> **Written problem**: Copy out every record below, word for word.
## begin Dataset records
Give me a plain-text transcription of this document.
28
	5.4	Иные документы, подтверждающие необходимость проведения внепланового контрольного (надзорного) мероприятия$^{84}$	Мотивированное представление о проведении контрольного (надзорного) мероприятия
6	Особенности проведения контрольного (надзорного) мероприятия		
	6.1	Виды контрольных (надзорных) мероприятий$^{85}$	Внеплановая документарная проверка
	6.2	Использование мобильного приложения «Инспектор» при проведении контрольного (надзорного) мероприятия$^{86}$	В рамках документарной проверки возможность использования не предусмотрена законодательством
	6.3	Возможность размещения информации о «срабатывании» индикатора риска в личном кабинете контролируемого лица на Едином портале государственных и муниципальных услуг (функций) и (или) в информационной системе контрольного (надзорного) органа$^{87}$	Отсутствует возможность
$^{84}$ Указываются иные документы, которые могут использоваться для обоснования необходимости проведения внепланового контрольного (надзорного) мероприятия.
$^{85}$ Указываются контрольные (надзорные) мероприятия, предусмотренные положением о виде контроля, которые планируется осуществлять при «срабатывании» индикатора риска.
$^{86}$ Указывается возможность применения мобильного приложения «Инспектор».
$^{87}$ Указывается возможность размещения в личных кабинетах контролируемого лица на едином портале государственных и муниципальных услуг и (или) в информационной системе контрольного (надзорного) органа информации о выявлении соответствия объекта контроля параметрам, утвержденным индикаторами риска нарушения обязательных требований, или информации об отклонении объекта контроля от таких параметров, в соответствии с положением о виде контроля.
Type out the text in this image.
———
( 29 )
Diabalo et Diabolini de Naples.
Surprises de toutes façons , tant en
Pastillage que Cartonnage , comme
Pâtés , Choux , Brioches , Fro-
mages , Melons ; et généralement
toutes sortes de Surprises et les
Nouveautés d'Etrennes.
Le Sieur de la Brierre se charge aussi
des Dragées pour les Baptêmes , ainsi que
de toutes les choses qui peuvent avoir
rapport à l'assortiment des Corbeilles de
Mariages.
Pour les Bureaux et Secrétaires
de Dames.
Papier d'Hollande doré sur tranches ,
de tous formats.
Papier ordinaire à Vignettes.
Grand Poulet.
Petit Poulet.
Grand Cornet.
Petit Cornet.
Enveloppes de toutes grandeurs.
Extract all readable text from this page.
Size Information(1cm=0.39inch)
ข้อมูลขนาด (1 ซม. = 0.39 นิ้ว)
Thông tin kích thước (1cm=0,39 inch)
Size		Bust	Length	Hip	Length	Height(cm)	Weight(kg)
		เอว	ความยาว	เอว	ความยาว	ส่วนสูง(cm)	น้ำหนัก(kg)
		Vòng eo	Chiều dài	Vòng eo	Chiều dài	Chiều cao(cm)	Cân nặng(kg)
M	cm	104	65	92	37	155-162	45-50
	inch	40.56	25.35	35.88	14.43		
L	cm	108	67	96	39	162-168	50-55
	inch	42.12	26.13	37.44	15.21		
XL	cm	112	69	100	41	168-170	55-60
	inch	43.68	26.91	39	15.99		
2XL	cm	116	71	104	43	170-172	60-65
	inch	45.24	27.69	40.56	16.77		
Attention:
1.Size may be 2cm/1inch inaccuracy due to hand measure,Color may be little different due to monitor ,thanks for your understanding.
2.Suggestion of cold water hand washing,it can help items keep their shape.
## end Dataset records
> **Solution for this exercise**:
Give me a plain-text transcription of this document.
28
	5.4	Иные документы, подтверждающие необходимость проведения внепланового контрольного (надзорного) мероприятия$^{84}$	Мотивированное представление о проведении контрольного (надзорного) мероприятия
6	Особенности проведения контрольного (надзорного) мероприятия		
	6.1	Виды контрольных (надзорных) мероприятий$^{85}$	Внеплановая документарная проверка
	6.2	Использование мобильного приложения «Инспектор» при проведении контрольного (надзорного) мероприятия$^{86}$	В рамках документарной проверки возможность использования не предусмотрена законодательством
	6.3	Возможность размещения информации о «срабатывании» индикатора риска в личном кабинете контролируемого лица на Едином портале государственных и муниципальных услуг (функций) и (или) в информационной системе контрольного (надзорного) органа$^{87}$	Отсутствует возможность
$^{84}$ Указываются иные документы, которые могут использоваться для обоснования необходимости проведения внепланового контрольного (надзорного) мероприятия.
$^{85}$ Указываются контрольные (надзорные) мероприятия, предусмотренные положением о виде контроля, которые планируется осуществлять при «срабатывании» индикатора риска.
$^{86}$ Указывается возможность применения мобильного приложения «Инспектор».
$^{87}$ Указывается возможность размещения в личных кабинетах контролируемого лица на едином портале государственных и муниципальных услуг и (или) в информационной системе контрольного (надзорного) органа информации о выявлении соответствия объекта контроля параметрам, утвержденным индикаторами риска нарушения обязательных требований, или информации об отклонении объекта контроля от таких параметров, в соответствии с положением о виде контроля.
Type out the text in this image.
———
( 29 )
Diabalo et Diabolini de Naples.
Surprises de toutes façons , tant en
Pastillage que Cartonnage , comme
Pâtés , Choux , Brioches , Fro-
mages , Melons ; et généralement
toutes sortes de Surprises et les
Nouveautés d'Etrennes.
Le Sieur de la Brierre se charge aussi
des Dragées pour les Baptêmes , ainsi que
de toutes les choses qui peuvent avoir
rapport à l'assortiment des Corbeilles de
Mariages.
Pour les Bureaux et Secrétaires
de Dames.
Papier d'Hollande doré sur tranches ,
de tous formats.
Papier ordinaire à Vignettes.
Grand Poulet.
Petit Poulet.
Grand Cornet.
Petit Cornet.
Enveloppes de toutes grandeurs.
Extract all readable text from this page.
Size Information(1cm=0.39inch)
ข้อมูลขนาด (1 ซม. = 0.39 นิ้ว)
Thông tin kích thước (1cm=0,39 inch)
Size		Bust	Length	Hip	Length	Height(cm)	Weight(kg)
		เอว	ความยาว	เอว	ความยาว	ส่วนสูง(cm)	น้ำหนัก(kg)
		Vòng eo	Chiều dài	Vòng eo	Chiều dài	Chiều cao(cm)	Cân nặng(kg)
M	cm	104	65	92	37	155-162	45-50
	inch	40.56	25.35	35.88	14.43		
L	cm	108	67	96	39	162-168	50-55
	inch	42.12	26.13	37.44	15.21		
XL	cm	112	69	100	41	168-170	55-60
	inch	43.68	26.91	39	15.99		
2XL	cm	116	71	104	43	170-172	60-65
	inch	45.24	27.69	40.56	16.77		
Attention:
1.Size may be 2cm/1inch inaccuracy due to hand measure,Color may be little different due to monitor ,thanks for your understanding.
2.Suggestion of cold water hand washing,it can help items keep their shape.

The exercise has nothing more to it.